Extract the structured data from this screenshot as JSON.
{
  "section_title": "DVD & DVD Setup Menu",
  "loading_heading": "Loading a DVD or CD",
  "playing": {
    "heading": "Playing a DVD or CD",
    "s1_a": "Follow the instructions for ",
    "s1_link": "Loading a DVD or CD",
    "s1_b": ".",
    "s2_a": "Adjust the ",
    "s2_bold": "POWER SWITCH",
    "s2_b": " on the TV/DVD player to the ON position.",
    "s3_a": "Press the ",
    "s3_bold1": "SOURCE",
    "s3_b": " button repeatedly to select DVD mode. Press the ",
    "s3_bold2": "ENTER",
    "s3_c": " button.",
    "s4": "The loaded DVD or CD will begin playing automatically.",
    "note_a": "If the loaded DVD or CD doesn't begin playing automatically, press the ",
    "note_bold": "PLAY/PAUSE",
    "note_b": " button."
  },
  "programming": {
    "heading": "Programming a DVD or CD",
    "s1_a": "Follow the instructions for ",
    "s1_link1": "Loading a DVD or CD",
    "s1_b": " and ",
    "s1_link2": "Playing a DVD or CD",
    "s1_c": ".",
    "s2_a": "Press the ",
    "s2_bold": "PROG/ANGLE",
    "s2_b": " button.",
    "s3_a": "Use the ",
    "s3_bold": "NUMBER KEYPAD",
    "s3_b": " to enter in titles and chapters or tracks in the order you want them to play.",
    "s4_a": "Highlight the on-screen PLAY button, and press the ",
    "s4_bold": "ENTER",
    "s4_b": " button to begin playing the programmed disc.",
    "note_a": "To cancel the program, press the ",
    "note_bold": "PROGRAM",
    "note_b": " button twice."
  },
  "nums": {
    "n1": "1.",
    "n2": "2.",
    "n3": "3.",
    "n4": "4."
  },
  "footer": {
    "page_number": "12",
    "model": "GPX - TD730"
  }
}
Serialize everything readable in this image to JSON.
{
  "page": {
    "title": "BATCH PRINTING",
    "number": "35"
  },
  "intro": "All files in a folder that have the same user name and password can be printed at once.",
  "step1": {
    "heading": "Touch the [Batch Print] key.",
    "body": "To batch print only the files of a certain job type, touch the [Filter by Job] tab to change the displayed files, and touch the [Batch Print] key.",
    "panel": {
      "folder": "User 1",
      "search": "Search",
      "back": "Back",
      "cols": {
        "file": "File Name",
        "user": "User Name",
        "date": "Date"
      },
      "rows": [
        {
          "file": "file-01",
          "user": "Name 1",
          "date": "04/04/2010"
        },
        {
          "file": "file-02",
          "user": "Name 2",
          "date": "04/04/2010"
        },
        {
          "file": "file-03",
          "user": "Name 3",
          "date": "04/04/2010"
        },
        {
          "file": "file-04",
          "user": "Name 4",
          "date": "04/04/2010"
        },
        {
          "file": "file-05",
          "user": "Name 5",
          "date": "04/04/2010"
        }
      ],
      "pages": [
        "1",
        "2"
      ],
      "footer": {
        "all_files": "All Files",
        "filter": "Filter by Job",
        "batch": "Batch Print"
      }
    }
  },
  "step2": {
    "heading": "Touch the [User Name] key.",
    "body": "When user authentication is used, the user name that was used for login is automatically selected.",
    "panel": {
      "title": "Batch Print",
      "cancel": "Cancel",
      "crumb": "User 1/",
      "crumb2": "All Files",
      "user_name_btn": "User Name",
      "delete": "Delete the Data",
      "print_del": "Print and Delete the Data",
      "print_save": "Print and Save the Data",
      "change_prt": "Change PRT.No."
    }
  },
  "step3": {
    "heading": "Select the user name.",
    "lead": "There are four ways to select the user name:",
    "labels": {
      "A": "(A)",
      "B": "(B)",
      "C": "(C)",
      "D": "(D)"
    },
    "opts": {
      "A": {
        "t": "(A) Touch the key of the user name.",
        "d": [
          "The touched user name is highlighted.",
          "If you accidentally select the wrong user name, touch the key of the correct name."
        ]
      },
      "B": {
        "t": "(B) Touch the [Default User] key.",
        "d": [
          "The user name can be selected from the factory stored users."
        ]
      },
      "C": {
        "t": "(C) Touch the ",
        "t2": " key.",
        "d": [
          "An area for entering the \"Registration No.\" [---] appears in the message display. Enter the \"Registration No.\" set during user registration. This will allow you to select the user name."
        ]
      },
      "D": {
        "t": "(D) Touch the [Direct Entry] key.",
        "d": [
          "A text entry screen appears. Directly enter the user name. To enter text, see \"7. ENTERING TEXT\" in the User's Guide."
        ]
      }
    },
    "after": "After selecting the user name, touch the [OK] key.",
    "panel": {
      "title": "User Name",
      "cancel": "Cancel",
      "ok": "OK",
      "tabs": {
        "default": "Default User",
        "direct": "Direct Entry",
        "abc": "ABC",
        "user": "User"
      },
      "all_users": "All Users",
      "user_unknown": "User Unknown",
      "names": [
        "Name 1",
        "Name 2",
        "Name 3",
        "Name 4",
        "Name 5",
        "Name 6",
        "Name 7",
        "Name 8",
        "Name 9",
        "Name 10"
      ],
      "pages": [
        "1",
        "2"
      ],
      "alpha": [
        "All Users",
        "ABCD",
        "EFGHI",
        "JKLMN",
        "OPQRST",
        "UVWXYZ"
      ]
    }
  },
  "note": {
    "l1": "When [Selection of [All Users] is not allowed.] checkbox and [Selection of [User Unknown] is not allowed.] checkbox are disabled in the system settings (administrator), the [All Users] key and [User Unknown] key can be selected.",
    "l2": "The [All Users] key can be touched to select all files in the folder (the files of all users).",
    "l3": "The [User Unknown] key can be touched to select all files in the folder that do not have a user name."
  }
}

**What you are asked to do:**
Return all of the entries word for word.

**In response:**
Extract the structured data from this screenshot as JSON.
{
  "section_title": "DVD & DVD Setup Menu",
  "loading_heading": "Loading a DVD or CD",
  "playing": {
    "heading": "Playing a DVD or CD",
    "s1_a": "Follow the instructions for ",
    "s1_link": "Loading a DVD or CD",
    "s1_b": ".",
    "s2_a": "Adjust the ",
    "s2_bold": "POWER SWITCH",
    "s2_b": " on the TV/DVD player to the ON position.",
    "s3_a": "Press the ",
    "s3_bold1": "SOURCE",
    "s3_b": " button repeatedly to select DVD mode. Press the ",
    "s3_bold2": "ENTER",
    "s3_c": " button.",
    "s4": "The loaded DVD or CD will begin playing automatically.",
    "note_a": "If the loaded DVD or CD doesn't begin playing automatically, press the ",
    "note_bold": "PLAY/PAUSE",
    "note_b": " button."
  },
  "programming": {
    "heading": "Programming a DVD or CD",
    "s1_a": "Follow the instructions for ",
    "s1_link1": "Loading a DVD or CD",
    "s1_b": " and ",
    "s1_link2": "Playing a DVD or CD",
    "s1_c": ".",
    "s2_a": "Press the ",
    "s2_bold": "PROG/ANGLE",
    "s2_b": " button.",
    "s3_a": "Use the ",
    "s3_bold": "NUMBER KEYPAD",
    "s3_b": " to enter in titles and chapters or tracks in the order you want them to play.",
    "s4_a": "Highlight the on-screen PLAY button, and press the ",
    "s4_bold": "ENTER",
    "s4_b": " button to begin playing the programmed disc.",
    "note_a": "To cancel the program, press the ",
    "note_bold": "PROGRAM",
    "note_b": " button twice."
  },
  "nums": {
    "n1": "1.",
    "n2": "2.",
    "n3": "3.",
    "n4": "4."
  },
  "footer": {
    "page_number": "12",
    "model": "GPX - TD730"
  }
}
Serialize everything readable in this image to JSON.
{
  "page": {
    "title": "BATCH PRINTING",
    "number": "35"
  },
  "intro": "All files in a folder that have the same user name and password can be printed at once.",
  "step1": {
    "heading": "Touch the [Batch Print] key.",
    "body": "To batch print only the files of a certain job type, touch the [Filter by Job] tab to change the displayed files, and touch the [Batch Print] key.",
    "panel": {
      "folder": "User 1",
      "search": "Search",
      "back": "Back",
      "cols": {
        "file": "File Name",
        "user": "User Name",
        "date": "Date"
      },
      "rows": [
        {
          "file": "file-01",
          "user": "Name 1",
          "date": "04/04/2010"
        },
        {
          "file": "file-02",
          "user": "Name 2",
          "date": "04/04/2010"
        },
        {
          "file": "file-03",
          "user": "Name 3",
          "date": "04/04/2010"
        },
        {
          "file": "file-04",
          "user": "Name 4",
          "date": "04/04/2010"
        },
        {
          "file": "file-05",
          "user": "Name 5",
          "date": "04/04/2010"
        }
      ],
      "pages": [
        "1",
        "2"
      ],
      "footer": {
        "all_files": "All Files",
        "filter": "Filter by Job",
        "batch": "Batch Print"
      }
    }
  },
  "step2": {
    "heading": "Touch the [User Name] key.",
    "body": "When user authentication is used, the user name that was used for login is automatically selected.",
    "panel": {
      "title": "Batch Print",
      "cancel": "Cancel",
      "crumb": "User 1/",
      "crumb2": "All Files",
      "user_name_btn": "User Name",
      "delete": "Delete the Data",
      "print_del": "Print and Delete the Data",
      "print_save": "Print and Save the Data",
      "change_prt": "Change PRT.No."
    }
  },
  "step3": {
    "heading": "Select the user name.",
    "lead": "There are four ways to select the user name:",
    "labels": {
      "A": "(A)",
      "B": "(B)",
      "C": "(C)",
      "D": "(D)"
    },
    "opts": {
      "A": {
        "t": "(A) Touch the key of the user name.",
        "d": [
          "The touched user name is highlighted.",
          "If you accidentally select the wrong user name, touch the key of the correct name."
        ]
      },
      "B": {
        "t": "(B) Touch the [Default User] key.",
        "d": [
          "The user name can be selected from the factory stored users."
        ]
      },
      "C": {
        "t": "(C) Touch the ",
        "t2": " key.",
        "d": [
          "An area for entering the \"Registration No.\" [---] appears in the message display. Enter the \"Registration No.\" set during user registration. This will allow you to select the user name."
        ]
      },
      "D": {
        "t": "(D) Touch the [Direct Entry] key.",
        "d": [
          "A text entry screen appears. Directly enter the user name. To enter text, see \"7. ENTERING TEXT\" in the User's Guide."
        ]
      }
    },
    "after": "After selecting the user name, touch the [OK] key.",
    "panel": {
      "title": "User Name",
      "cancel": "Cancel",
      "ok": "OK",
      "tabs": {
        "default": "Default User",
        "direct": "Direct Entry",
        "abc": "ABC",
        "user": "User"
      },
      "all_users": "All Users",
      "user_unknown": "User Unknown",
      "names": [
        "Name 1",
        "Name 2",
        "Name 3",
        "Name 4",
        "Name 5",
        "Name 6",
        "Name 7",
        "Name 8",
        "Name 9",
        "Name 10"
      ],
      "pages": [
        "1",
        "2"
      ],
      "alpha": [
        "All Users",
        "ABCD",
        "EFGHI",
        "JKLMN",
        "OPQRST",
        "UVWXYZ"
      ]
    }
  },
  "note": {
    "l1": "When [Selection of [All Users] is not allowed.] checkbox and [Selection of [User Unknown] is not allowed.] checkbox are disabled in the system settings (administrator), the [All Users] key and [User Unknown] key can be selected.",
    "l2": "The [All Users] key can be touched to select all files in the folder (the files of all users).",
    "l3": "The [User Unknown] key can be touched to select all files in the folder that do not have a user name."
  }
}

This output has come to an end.